### Work required
Where does the string "title" appear in the records? Copy every line that contains it.

[START Records for this exercise]

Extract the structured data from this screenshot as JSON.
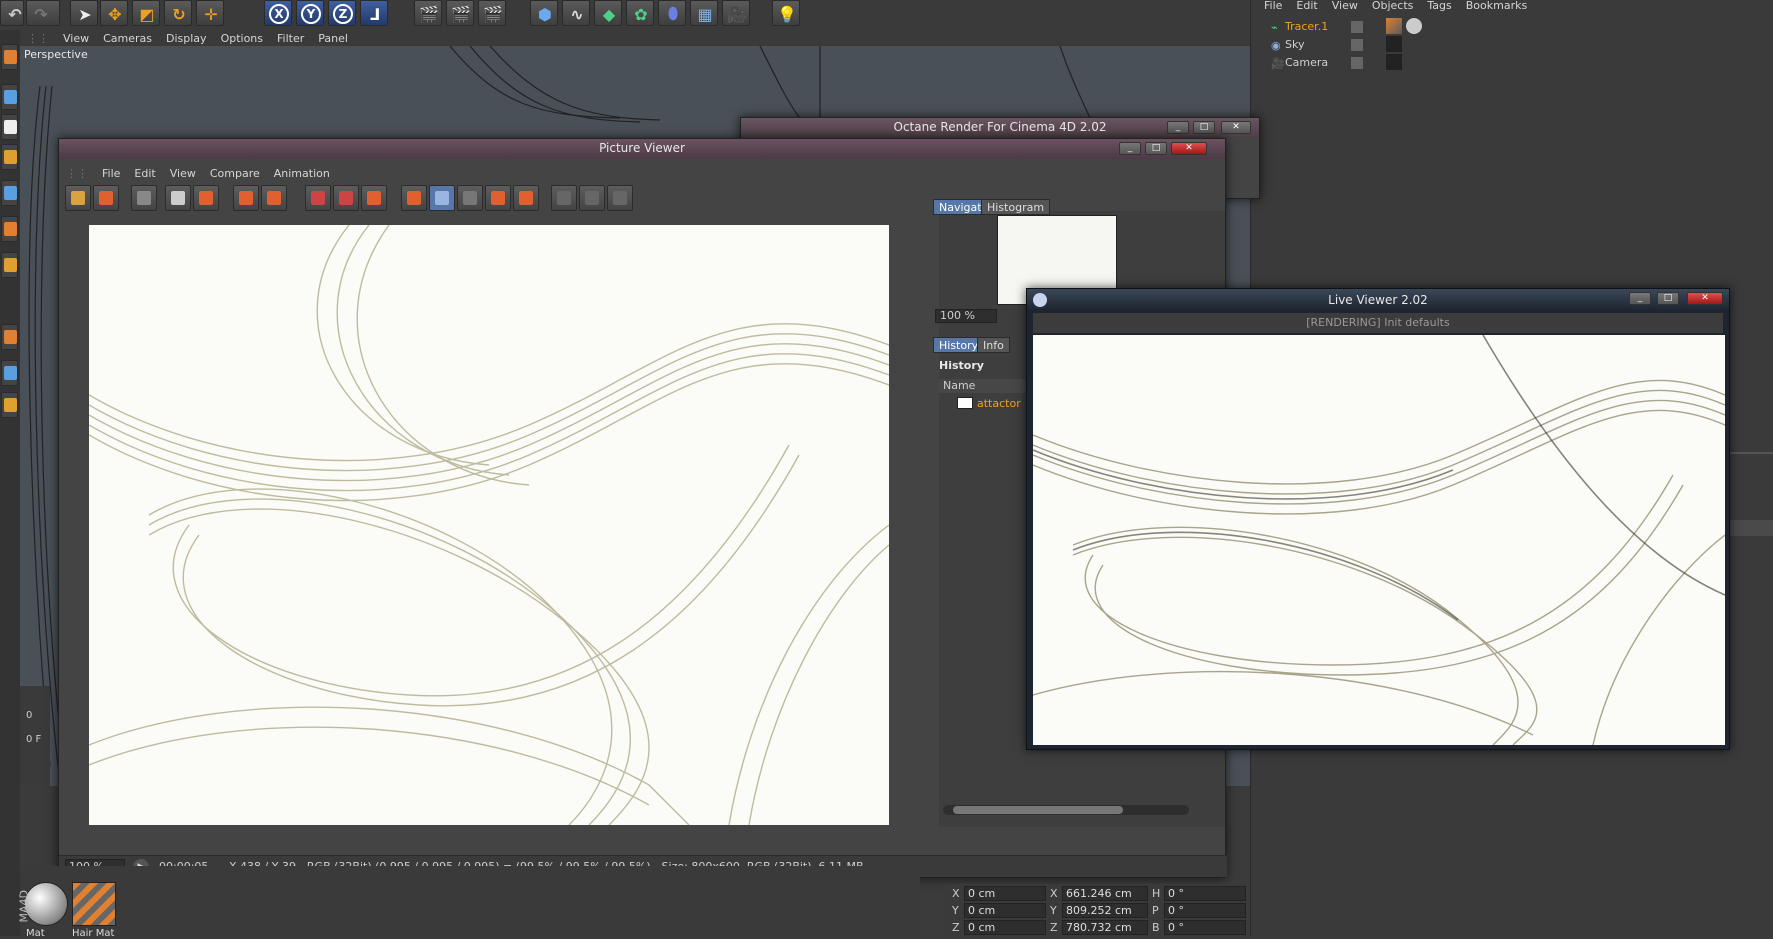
{
  "top_toolbar": {
    "axis_buttons": [
      "X",
      "Y",
      "Z"
    ]
  },
  "viewport": {
    "menu": [
      "View",
      "Cameras",
      "Display",
      "Options",
      "Filter",
      "Panel"
    ],
    "label": "Perspective",
    "timeline_values": [
      "0",
      "0 F"
    ]
  },
  "object_manager": {
    "menu": [
      "File",
      "Edit",
      "View",
      "Objects",
      "Tags",
      "Bookmarks"
    ],
    "objects": [
      {
        "name": "Tracer.1",
        "color": "#f0a020"
      },
      {
        "name": "Sky",
        "color": "#d0d0d0"
      },
      {
        "name": "Camera",
        "color": "#d0d0d0"
      }
    ]
  },
  "octane_window": {
    "title": "Octane Render For Cinema 4D 2.02"
  },
  "picture_viewer": {
    "title": "Picture Viewer",
    "menu": [
      "File",
      "Edit",
      "View",
      "Compare",
      "Animation"
    ],
    "tabs_top": [
      "Navigator",
      "Histogram"
    ],
    "nav_zoom": "100 %",
    "tabs_bottom": [
      "History",
      "Info"
    ],
    "history_header": "History",
    "column_name": "Name",
    "history_item": "attactor",
    "zoom": "100 %",
    "time": "00:00:05",
    "status": "X 438 / Y 39 - RGB (32Bit) (0.995 / 0.995 / 0.995) = (99.5% / 99.5% / 99.5%) - Size: 800x600, RGB (32Bit), 6.11 MB"
  },
  "live_viewer": {
    "title": "Live Viewer 2.02",
    "status": "[RENDERING] Init defaults"
  },
  "coordinates": {
    "rows": [
      {
        "l1": "X",
        "v1": "0 cm",
        "l2": "X",
        "v2": "661.246 cm",
        "l3": "H",
        "v3": "0 °"
      },
      {
        "l1": "Y",
        "v1": "0 cm",
        "l2": "Y",
        "v2": "809.252 cm",
        "l3": "P",
        "v3": "0 °"
      },
      {
        "l1": "Z",
        "v1": "0 cm",
        "l2": "Z",
        "v2": "780.732 cm",
        "l3": "B",
        "v3": "0 °"
      }
    ]
  },
  "material_manager": {
    "materials": [
      "Mat",
      "Hair Mat"
    ],
    "brand": "MA4D"
  }
}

[END Records for this exercise]

### The reply
    "title": "Octane Render For Cinema 4D 2.02"
    "title": "Picture Viewer",
    "title": "Live Viewer 2.02",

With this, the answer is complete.